*** Dataset extract Section Begins ***

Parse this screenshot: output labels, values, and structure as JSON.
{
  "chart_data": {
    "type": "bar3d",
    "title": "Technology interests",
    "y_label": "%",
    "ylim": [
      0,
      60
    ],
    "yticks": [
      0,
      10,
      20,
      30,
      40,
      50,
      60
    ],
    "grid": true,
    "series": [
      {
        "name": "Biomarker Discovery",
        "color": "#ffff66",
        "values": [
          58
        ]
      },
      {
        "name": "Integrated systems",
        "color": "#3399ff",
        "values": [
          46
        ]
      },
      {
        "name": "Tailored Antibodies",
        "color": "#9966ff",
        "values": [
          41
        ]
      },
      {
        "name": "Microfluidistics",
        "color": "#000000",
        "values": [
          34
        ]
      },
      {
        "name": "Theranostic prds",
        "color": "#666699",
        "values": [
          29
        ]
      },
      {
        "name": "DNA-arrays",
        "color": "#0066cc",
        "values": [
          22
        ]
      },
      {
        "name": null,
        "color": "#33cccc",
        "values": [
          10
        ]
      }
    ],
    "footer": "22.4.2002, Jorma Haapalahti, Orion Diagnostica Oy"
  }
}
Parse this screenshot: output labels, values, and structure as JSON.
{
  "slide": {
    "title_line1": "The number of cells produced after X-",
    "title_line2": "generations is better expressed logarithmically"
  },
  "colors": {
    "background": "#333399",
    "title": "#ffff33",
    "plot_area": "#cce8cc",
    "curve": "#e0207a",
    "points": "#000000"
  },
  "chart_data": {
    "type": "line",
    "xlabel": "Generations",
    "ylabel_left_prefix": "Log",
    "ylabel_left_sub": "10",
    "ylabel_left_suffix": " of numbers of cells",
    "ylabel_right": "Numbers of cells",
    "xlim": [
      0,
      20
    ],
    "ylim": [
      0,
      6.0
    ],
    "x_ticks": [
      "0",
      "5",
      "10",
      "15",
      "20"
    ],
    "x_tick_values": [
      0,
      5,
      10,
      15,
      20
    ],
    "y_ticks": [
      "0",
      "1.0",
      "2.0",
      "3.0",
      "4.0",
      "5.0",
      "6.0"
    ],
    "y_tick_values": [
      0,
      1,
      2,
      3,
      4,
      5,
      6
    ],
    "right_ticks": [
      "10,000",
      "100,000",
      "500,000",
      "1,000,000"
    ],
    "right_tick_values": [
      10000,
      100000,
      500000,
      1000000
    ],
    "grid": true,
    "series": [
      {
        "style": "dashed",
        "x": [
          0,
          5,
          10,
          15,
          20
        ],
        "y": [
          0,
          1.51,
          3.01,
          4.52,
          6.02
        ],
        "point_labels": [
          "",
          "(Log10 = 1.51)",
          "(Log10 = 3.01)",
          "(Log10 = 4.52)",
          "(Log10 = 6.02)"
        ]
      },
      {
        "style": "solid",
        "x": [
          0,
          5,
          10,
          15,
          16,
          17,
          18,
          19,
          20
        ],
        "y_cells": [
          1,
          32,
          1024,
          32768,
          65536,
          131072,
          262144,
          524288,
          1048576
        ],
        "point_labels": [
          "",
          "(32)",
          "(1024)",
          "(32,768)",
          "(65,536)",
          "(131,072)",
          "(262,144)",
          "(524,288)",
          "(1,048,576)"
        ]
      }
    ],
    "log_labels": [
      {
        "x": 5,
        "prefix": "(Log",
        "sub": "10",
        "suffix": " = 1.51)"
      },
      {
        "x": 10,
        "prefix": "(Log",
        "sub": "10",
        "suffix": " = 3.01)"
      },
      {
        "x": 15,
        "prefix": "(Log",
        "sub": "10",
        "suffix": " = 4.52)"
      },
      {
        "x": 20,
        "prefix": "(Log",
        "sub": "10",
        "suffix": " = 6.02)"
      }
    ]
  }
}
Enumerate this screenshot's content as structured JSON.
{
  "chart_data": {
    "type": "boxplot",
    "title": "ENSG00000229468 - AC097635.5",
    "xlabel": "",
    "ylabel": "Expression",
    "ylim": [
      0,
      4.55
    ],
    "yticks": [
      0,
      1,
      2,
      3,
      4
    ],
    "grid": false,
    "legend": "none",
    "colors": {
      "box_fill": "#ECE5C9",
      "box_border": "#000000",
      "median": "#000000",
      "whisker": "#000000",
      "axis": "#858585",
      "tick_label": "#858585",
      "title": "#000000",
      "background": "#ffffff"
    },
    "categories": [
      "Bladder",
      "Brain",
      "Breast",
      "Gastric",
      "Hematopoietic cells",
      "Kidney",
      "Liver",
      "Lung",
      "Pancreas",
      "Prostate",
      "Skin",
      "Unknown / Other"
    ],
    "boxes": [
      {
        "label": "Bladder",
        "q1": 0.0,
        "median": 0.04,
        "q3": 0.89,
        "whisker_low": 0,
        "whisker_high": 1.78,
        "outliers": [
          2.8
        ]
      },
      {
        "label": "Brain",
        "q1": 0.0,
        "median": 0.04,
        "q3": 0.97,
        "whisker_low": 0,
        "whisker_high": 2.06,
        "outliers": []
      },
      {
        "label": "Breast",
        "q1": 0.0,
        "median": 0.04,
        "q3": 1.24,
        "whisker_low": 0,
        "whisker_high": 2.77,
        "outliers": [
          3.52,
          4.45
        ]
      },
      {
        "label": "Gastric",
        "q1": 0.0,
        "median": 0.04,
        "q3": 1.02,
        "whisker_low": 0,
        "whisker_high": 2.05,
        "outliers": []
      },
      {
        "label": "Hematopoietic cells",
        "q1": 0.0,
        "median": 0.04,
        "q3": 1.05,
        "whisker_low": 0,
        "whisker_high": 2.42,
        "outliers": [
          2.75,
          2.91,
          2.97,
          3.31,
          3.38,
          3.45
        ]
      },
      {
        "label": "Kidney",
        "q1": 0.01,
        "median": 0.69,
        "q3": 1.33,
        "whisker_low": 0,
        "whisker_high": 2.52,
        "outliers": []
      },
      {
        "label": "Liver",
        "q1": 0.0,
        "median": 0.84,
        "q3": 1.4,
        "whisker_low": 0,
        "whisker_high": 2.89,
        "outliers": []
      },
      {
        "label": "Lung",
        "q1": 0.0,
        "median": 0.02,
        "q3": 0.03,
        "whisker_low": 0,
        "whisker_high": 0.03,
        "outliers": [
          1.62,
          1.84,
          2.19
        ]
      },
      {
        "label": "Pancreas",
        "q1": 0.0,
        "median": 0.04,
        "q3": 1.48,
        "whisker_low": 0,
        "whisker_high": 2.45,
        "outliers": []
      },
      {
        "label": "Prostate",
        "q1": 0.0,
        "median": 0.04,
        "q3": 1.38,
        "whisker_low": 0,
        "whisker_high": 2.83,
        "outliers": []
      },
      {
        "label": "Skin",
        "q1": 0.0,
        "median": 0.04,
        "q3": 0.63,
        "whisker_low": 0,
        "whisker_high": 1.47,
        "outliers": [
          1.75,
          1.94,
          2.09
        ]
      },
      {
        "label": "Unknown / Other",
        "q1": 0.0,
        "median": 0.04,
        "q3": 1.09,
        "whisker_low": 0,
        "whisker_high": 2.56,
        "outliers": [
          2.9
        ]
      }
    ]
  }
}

*** Dataset extract Section Ends ***

▶ _Work request_: Using the entries above, return each line that includes the word "name".

▶ _Task output_:
        "name": "Biomarker Discovery",
        "name": "Integrated systems",
        "name": "Tailored Antibodies",
        "name": "Microfluidistics",
        "name": "Theranostic prds",
        "name": "DNA-arrays",
        "name": null,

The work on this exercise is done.